Copy out all lines that carry the word "text".

····················

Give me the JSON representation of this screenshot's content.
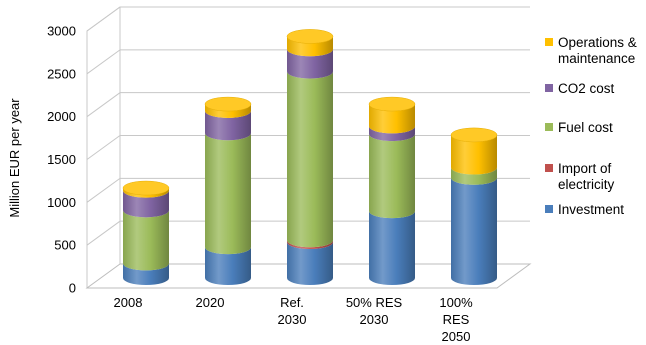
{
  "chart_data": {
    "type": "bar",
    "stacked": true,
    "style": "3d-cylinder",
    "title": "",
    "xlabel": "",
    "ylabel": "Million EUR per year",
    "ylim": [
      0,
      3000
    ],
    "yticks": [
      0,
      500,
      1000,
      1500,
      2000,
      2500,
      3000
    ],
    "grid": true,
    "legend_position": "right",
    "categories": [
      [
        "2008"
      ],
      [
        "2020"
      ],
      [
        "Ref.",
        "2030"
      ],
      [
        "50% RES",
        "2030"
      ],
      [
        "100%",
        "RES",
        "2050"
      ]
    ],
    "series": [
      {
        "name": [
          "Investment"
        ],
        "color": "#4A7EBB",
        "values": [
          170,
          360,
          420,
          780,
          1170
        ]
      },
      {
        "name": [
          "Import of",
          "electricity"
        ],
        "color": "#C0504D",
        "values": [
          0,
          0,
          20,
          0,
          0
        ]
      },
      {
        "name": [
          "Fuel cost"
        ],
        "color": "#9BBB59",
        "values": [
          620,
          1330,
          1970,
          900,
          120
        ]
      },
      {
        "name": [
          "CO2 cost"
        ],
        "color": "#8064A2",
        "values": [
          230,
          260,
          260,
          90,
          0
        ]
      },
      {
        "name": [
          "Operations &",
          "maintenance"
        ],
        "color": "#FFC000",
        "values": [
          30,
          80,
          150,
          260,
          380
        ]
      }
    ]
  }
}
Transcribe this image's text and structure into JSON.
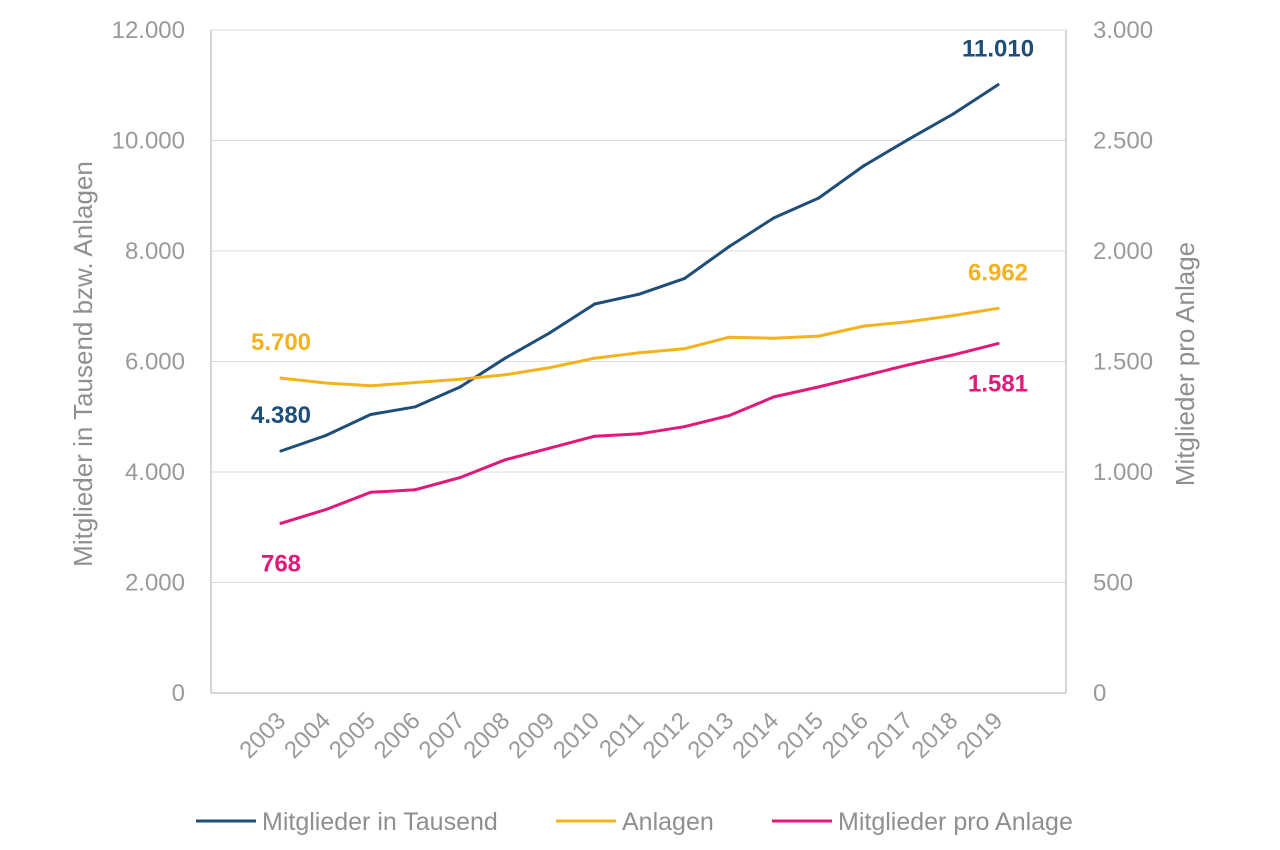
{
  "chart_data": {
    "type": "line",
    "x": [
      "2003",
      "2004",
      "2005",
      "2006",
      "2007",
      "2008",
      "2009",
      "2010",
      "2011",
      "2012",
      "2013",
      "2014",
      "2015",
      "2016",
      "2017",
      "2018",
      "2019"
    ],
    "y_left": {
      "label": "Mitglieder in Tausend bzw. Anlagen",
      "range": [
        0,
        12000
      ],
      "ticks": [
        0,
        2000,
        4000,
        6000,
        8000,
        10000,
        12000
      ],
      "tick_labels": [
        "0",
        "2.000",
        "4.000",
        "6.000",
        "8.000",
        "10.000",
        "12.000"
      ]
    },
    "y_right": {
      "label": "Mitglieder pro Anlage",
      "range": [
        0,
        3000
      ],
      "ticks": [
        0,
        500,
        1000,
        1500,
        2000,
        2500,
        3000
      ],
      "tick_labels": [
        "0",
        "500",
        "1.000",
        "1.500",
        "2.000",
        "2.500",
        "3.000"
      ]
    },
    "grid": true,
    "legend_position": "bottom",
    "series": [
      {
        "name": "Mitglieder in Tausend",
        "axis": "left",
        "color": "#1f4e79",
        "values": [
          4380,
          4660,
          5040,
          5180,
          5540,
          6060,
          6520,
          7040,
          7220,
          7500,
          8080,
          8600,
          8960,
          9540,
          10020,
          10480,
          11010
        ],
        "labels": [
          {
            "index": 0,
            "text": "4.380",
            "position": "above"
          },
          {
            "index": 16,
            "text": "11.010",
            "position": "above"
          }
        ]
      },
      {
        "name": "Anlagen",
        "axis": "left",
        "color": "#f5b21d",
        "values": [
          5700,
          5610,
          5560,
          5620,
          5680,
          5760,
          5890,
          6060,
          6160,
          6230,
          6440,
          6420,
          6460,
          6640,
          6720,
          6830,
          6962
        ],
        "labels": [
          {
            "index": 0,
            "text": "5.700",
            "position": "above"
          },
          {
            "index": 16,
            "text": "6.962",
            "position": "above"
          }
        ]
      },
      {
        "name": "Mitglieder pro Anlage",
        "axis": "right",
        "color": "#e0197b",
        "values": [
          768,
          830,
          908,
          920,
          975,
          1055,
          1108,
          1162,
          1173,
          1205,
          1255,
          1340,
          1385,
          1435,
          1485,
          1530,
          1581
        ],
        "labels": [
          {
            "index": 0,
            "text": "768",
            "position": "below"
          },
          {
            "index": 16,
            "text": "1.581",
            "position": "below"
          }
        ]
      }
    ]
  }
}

····················

EXERCISE ANSWER ▸
Transcribe this image's text and structure into JSON.
            "text": "4.380",
            "text": "11.010",
            "text": "5.700",
            "text": "6.962",
            "text": "768",
            "text": "1.581",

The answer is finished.